** start **

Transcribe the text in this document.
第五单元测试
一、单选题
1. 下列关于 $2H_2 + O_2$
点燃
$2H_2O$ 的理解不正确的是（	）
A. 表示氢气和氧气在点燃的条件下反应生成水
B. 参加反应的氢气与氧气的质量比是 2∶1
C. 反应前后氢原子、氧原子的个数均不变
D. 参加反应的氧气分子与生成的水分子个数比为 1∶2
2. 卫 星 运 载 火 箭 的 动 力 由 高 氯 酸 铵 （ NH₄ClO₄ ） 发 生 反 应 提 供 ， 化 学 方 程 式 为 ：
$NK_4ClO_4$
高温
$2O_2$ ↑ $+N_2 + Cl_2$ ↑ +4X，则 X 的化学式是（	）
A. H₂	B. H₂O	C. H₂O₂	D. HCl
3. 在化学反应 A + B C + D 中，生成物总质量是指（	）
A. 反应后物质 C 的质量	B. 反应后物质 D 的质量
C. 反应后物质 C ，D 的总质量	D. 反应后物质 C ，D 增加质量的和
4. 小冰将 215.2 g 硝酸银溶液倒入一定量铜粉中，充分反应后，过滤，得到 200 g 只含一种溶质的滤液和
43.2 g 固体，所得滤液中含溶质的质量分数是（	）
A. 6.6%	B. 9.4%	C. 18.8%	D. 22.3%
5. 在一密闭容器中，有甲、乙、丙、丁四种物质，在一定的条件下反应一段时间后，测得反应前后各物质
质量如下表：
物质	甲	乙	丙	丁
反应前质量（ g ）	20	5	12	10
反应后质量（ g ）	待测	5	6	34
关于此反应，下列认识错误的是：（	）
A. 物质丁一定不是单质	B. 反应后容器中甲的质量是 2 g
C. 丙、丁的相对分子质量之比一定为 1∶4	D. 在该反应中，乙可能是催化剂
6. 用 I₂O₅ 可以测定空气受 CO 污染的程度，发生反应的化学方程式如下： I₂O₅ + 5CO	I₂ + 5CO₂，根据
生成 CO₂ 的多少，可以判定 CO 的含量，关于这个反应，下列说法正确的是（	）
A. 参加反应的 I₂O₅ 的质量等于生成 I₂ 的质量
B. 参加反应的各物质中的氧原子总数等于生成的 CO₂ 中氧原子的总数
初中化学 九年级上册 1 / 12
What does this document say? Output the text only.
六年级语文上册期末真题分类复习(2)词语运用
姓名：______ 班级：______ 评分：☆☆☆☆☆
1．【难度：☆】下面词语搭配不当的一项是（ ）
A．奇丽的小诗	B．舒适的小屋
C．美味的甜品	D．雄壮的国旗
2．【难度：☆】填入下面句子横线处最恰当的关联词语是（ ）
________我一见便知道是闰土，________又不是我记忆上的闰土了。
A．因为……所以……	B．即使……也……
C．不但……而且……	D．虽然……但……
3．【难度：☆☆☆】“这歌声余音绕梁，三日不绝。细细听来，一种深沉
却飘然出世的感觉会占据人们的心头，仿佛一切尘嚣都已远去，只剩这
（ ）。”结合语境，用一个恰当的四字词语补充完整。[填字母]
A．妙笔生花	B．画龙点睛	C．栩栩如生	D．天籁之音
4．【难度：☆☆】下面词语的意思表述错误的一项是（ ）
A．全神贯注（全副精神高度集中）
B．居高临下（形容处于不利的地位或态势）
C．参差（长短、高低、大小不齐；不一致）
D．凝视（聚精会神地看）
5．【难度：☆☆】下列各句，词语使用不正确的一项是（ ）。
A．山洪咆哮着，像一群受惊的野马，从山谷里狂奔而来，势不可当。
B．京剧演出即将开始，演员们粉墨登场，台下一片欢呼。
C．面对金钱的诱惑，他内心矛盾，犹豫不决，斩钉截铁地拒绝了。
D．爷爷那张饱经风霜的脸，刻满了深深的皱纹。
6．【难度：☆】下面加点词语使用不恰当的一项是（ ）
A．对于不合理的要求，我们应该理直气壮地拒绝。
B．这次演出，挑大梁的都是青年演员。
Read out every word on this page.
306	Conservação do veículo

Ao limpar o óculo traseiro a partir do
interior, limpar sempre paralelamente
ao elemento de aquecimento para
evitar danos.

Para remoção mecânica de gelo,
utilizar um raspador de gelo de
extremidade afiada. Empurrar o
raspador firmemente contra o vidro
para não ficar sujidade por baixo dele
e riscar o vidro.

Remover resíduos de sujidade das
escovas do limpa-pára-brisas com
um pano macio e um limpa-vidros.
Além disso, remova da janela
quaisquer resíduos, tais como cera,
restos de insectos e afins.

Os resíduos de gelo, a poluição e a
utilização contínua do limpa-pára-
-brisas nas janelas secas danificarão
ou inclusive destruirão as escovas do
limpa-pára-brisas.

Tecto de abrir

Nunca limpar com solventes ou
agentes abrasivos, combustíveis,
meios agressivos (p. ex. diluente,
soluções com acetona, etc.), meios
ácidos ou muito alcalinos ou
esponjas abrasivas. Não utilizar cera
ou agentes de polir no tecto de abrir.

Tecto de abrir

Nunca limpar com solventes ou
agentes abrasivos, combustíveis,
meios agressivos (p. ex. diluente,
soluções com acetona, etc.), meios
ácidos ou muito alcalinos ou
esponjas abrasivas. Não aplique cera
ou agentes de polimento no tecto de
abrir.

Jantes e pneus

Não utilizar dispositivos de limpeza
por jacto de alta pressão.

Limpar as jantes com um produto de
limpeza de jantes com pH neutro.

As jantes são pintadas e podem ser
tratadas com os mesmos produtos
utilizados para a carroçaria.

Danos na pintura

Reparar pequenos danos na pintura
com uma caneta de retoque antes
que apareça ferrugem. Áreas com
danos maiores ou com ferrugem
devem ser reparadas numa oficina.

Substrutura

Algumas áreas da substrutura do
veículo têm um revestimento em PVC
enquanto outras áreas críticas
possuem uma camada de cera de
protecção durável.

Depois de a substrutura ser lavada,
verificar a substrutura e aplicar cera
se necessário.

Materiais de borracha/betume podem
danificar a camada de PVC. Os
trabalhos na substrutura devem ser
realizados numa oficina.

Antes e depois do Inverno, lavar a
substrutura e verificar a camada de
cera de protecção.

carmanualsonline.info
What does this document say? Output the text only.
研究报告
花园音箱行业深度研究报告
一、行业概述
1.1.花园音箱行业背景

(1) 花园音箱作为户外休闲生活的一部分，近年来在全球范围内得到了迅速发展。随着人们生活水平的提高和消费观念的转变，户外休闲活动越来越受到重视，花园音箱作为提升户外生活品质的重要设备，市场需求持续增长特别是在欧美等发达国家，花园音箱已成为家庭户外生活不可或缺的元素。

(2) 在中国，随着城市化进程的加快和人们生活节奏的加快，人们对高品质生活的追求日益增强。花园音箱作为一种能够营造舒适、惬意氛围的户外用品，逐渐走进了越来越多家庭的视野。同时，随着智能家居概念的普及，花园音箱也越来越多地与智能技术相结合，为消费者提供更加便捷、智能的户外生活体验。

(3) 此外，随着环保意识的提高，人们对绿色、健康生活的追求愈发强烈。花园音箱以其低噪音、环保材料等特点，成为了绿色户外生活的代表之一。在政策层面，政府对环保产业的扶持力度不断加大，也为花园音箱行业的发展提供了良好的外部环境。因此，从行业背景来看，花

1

** end **

* _WHAT TO DO_
From the listing above, collect each line in which the string "gelo" appears.

* _RESPONSE TO THIS EXERCISE_
Para remoção mecânica de gelo,
utilizar um raspador de gelo de
Os resíduos de gelo, a poluição e a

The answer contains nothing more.